(Items from a dataset)
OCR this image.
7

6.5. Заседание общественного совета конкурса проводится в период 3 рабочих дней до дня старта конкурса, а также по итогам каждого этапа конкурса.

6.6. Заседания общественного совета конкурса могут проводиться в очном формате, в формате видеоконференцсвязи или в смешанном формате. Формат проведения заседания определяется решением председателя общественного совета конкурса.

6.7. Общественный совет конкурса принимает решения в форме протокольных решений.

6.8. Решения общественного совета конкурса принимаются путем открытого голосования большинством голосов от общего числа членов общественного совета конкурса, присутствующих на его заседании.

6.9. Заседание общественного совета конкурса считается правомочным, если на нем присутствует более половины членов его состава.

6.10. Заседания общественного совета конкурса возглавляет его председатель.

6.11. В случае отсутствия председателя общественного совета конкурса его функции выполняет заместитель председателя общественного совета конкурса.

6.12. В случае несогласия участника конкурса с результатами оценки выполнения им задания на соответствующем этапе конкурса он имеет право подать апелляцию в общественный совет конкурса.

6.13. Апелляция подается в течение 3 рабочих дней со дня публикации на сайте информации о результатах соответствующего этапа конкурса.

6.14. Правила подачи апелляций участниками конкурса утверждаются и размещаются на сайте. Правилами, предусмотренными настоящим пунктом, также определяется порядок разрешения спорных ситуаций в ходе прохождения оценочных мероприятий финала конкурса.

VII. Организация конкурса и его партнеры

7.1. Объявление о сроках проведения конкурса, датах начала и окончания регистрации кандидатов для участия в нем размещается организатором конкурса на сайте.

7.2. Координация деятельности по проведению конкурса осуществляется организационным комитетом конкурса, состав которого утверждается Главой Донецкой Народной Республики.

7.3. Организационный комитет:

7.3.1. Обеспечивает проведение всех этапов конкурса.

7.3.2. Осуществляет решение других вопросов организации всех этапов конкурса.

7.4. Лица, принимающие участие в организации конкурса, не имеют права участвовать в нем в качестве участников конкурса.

## Task description
Reproduce all of the material above word for word.

## Exercise answer
OCR this image.
7

6.5. Заседание общественного совета конкурса проводится в период 3 рабочих дней до дня старта конкурса, а также по итогам каждого этапа конкурса.

6.6. Заседания общественного совета конкурса могут проводиться в очном формате, в формате видеоконференцсвязи или в смешанном формате. Формат проведения заседания определяется решением председателя общественного совета конкурса.

6.7. Общественный совет конкурса принимает решения в форме протокольных решений.

6.8. Решения общественного совета конкурса принимаются путем открытого голосования большинством голосов от общего числа членов общественного совета конкурса, присутствующих на его заседании.

6.9. Заседание общественного совета конкурса считается правомочным, если на нем присутствует более половины членов его состава.

6.10. Заседания общественного совета конкурса возглавляет его председатель.

6.11. В случае отсутствия председателя общественного совета конкурса его функции выполняет заместитель председателя общественного совета конкурса.

6.12. В случае несогласия участника конкурса с результатами оценки выполнения им задания на соответствующем этапе конкурса он имеет право подать апелляцию в общественный совет конкурса.

6.13. Апелляция подается в течение 3 рабочих дней со дня публикации на сайте информации о результатах соответствующего этапа конкурса.

6.14. Правила подачи апелляций участниками конкурса утверждаются и размещаются на сайте. Правилами, предусмотренными настоящим пунктом, также определяется порядок разрешения спорных ситуаций в ходе прохождения оценочных мероприятий финала конкурса.

VII. Организация конкурса и его партнеры

7.1. Объявление о сроках проведения конкурса, датах начала и окончания регистрации кандидатов для участия в нем размещается организатором конкурса на сайте.

7.2. Координация деятельности по проведению конкурса осуществляется организационным комитетом конкурса, состав которого утверждается Главой Донецкой Народной Республики.

7.3. Организационный комитет:

7.3.1. Обеспечивает проведение всех этапов конкурса.

7.3.2. Осуществляет решение других вопросов организации всех этапов конкурса.

7.4. Лица, принимающие участие в организации конкурса, не имеют права участвовать в нем в качестве участников конкурса.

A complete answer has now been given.